▶ [Set problem]:
The entries below should be output exactly as written.

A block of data

- - - -

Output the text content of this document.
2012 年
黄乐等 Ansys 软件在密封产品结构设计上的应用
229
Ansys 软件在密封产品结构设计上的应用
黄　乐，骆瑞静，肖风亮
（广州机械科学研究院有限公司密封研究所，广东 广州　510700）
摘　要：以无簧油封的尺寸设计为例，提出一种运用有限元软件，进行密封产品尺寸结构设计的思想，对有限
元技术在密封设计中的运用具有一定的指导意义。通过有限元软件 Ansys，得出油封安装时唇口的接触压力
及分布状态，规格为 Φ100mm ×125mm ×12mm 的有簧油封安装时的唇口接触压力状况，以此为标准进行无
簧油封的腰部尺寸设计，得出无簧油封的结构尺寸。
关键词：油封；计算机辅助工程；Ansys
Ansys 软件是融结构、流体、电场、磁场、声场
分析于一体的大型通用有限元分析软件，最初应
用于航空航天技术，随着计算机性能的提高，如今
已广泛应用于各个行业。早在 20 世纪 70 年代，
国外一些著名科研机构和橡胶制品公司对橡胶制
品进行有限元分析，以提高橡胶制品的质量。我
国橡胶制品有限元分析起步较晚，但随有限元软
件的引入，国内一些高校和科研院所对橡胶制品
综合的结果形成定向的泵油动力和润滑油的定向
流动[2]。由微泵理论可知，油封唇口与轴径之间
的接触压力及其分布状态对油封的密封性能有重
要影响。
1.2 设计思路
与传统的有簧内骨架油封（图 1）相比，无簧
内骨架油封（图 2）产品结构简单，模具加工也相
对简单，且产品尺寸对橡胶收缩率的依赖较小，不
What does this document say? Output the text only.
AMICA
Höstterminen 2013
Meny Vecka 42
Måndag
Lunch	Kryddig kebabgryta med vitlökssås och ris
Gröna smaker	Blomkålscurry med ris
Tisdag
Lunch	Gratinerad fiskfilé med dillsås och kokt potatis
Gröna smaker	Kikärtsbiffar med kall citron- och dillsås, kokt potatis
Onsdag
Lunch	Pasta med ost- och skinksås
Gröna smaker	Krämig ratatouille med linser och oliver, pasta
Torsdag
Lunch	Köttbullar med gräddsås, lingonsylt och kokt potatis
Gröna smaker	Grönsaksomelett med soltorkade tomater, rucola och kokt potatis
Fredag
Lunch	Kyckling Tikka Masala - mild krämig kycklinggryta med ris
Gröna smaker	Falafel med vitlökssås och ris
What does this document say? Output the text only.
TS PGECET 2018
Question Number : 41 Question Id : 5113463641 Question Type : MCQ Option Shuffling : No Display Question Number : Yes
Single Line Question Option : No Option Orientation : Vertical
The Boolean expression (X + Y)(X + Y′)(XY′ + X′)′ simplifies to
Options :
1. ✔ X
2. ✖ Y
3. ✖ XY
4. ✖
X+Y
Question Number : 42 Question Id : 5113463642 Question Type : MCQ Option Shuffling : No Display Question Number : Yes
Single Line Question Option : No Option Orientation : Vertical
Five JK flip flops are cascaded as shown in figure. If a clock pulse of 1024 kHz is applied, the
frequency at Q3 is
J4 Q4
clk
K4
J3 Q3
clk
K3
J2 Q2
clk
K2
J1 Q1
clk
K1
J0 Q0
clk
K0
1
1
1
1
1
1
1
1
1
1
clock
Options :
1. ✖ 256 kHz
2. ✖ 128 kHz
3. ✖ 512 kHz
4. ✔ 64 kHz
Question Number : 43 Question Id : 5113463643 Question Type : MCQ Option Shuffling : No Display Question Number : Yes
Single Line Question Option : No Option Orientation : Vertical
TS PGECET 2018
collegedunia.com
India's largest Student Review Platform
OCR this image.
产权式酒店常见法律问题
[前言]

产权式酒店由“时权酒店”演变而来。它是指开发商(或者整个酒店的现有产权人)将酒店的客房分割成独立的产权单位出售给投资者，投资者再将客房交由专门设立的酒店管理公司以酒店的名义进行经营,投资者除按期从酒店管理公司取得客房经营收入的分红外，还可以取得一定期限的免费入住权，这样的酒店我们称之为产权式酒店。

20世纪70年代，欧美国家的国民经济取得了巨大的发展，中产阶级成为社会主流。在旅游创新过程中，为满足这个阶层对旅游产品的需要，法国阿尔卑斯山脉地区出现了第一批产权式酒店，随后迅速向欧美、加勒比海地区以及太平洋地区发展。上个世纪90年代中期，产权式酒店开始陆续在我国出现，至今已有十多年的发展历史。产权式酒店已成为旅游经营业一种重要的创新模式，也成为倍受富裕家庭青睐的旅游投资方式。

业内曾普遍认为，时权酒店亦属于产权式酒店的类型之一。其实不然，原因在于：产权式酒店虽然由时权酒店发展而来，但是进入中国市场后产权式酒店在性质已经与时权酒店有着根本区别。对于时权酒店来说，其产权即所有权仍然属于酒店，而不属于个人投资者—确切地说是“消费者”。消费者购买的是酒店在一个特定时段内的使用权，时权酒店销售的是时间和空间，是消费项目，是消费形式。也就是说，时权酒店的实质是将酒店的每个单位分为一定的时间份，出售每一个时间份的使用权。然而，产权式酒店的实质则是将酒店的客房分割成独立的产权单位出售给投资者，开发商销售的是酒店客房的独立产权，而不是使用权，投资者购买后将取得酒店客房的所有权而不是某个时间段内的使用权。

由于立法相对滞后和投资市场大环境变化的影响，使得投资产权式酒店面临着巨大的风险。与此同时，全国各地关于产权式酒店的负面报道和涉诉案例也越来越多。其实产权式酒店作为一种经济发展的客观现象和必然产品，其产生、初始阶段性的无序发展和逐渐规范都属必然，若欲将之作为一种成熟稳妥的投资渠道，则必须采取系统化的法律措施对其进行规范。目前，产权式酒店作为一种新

- - - -

▶ [Result of the exercise]:
Output the text content of this document.
2012 年
黄乐等 Ansys 软件在密封产品结构设计上的应用
229
Ansys 软件在密封产品结构设计上的应用
黄　乐，骆瑞静，肖风亮
（广州机械科学研究院有限公司密封研究所，广东 广州　510700）
摘　要：以无簧油封的尺寸设计为例，提出一种运用有限元软件，进行密封产品尺寸结构设计的思想，对有限
元技术在密封设计中的运用具有一定的指导意义。通过有限元软件 Ansys，得出油封安装时唇口的接触压力
及分布状态，规格为 Φ100mm ×125mm ×12mm 的有簧油封安装时的唇口接触压力状况，以此为标准进行无
簧油封的腰部尺寸设计，得出无簧油封的结构尺寸。
关键词：油封；计算机辅助工程；Ansys
Ansys 软件是融结构、流体、电场、磁场、声场
分析于一体的大型通用有限元分析软件，最初应
用于航空航天技术，随着计算机性能的提高，如今
已广泛应用于各个行业。早在 20 世纪 70 年代，
国外一些著名科研机构和橡胶制品公司对橡胶制
品进行有限元分析，以提高橡胶制品的质量。我
国橡胶制品有限元分析起步较晚，但随有限元软
件的引入，国内一些高校和科研院所对橡胶制品
综合的结果形成定向的泵油动力和润滑油的定向
流动[2]。由微泵理论可知，油封唇口与轴径之间
的接触压力及其分布状态对油封的密封性能有重
要影响。
1.2 设计思路
与传统的有簧内骨架油封（图 1）相比，无簧
内骨架油封（图 2）产品结构简单，模具加工也相
对简单，且产品尺寸对橡胶收缩率的依赖较小，不
What does this document say? Output the text only.
AMICA
Höstterminen 2013
Meny Vecka 42
Måndag
Lunch	Kryddig kebabgryta med vitlökssås och ris
Gröna smaker	Blomkålscurry med ris
Tisdag
Lunch	Gratinerad fiskfilé med dillsås och kokt potatis
Gröna smaker	Kikärtsbiffar med kall citron- och dillsås, kokt potatis
Onsdag
Lunch	Pasta med ost- och skinksås
Gröna smaker	Krämig ratatouille med linser och oliver, pasta
Torsdag
Lunch	Köttbullar med gräddsås, lingonsylt och kokt potatis
Gröna smaker	Grönsaksomelett med soltorkade tomater, rucola och kokt potatis
Fredag
Lunch	Kyckling Tikka Masala - mild krämig kycklinggryta med ris
Gröna smaker	Falafel med vitlökssås och ris
What does this document say? Output the text only.
TS PGECET 2018
Question Number : 41 Question Id : 5113463641 Question Type : MCQ Option Shuffling : No Display Question Number : Yes
Single Line Question Option : No Option Orientation : Vertical
The Boolean expression (X + Y)(X + Y′)(XY′ + X′)′ simplifies to
Options :
1. ✔ X
2. ✖ Y
3. ✖ XY
4. ✖
X+Y
Question Number : 42 Question Id : 5113463642 Question Type : MCQ Option Shuffling : No Display Question Number : Yes
Single Line Question Option : No Option Orientation : Vertical
Five JK flip flops are cascaded as shown in figure. If a clock pulse of 1024 kHz is applied, the
frequency at Q3 is
J4 Q4
clk
K4
J3 Q3
clk
K3
J2 Q2
clk
K2
J1 Q1
clk
K1
J0 Q0
clk
K0
1
1
1
1
1
1
1
1
1
1
clock
Options :
1. ✖ 256 kHz
2. ✖ 128 kHz
3. ✖ 512 kHz
4. ✔ 64 kHz
Question Number : 43 Question Id : 5113463643 Question Type : MCQ Option Shuffling : No Display Question Number : Yes
Single Line Question Option : No Option Orientation : Vertical
TS PGECET 2018
collegedunia.com
India's largest Student Review Platform
OCR this image.
产权式酒店常见法律问题
[前言]

产权式酒店由“时权酒店”演变而来。它是指开发商(或者整个酒店的现有产权人)将酒店的客房分割成独立的产权单位出售给投资者，投资者再将客房交由专门设立的酒店管理公司以酒店的名义进行经营,投资者除按期从酒店管理公司取得客房经营收入的分红外，还可以取得一定期限的免费入住权，这样的酒店我们称之为产权式酒店。

20世纪70年代，欧美国家的国民经济取得了巨大的发展，中产阶级成为社会主流。在旅游创新过程中，为满足这个阶层对旅游产品的需要，法国阿尔卑斯山脉地区出现了第一批产权式酒店，随后迅速向欧美、加勒比海地区以及太平洋地区发展。上个世纪90年代中期，产权式酒店开始陆续在我国出现，至今已有十多年的发展历史。产权式酒店已成为旅游经营业一种重要的创新模式，也成为倍受富裕家庭青睐的旅游投资方式。

业内曾普遍认为，时权酒店亦属于产权式酒店的类型之一。其实不然，原因在于：产权式酒店虽然由时权酒店发展而来，但是进入中国市场后产权式酒店在性质已经与时权酒店有着根本区别。对于时权酒店来说，其产权即所有权仍然属于酒店，而不属于个人投资者—确切地说是“消费者”。消费者购买的是酒店在一个特定时段内的使用权，时权酒店销售的是时间和空间，是消费项目，是消费形式。也就是说，时权酒店的实质是将酒店的每个单位分为一定的时间份，出售每一个时间份的使用权。然而，产权式酒店的实质则是将酒店的客房分割成独立的产权单位出售给投资者，开发商销售的是酒店客房的独立产权，而不是使用权，投资者购买后将取得酒店客房的所有权而不是某个时间段内的使用权。

由于立法相对滞后和投资市场大环境变化的影响，使得投资产权式酒店面临着巨大的风险。与此同时，全国各地关于产权式酒店的负面报道和涉诉案例也越来越多。其实产权式酒店作为一种经济发展的客观现象和必然产品，其产生、初始阶段性的无序发展和逐渐规范都属必然，若欲将之作为一种成熟稳妥的投资渠道，则必须采取系统化的法律措施对其进行规范。目前，产权式酒店作为一种新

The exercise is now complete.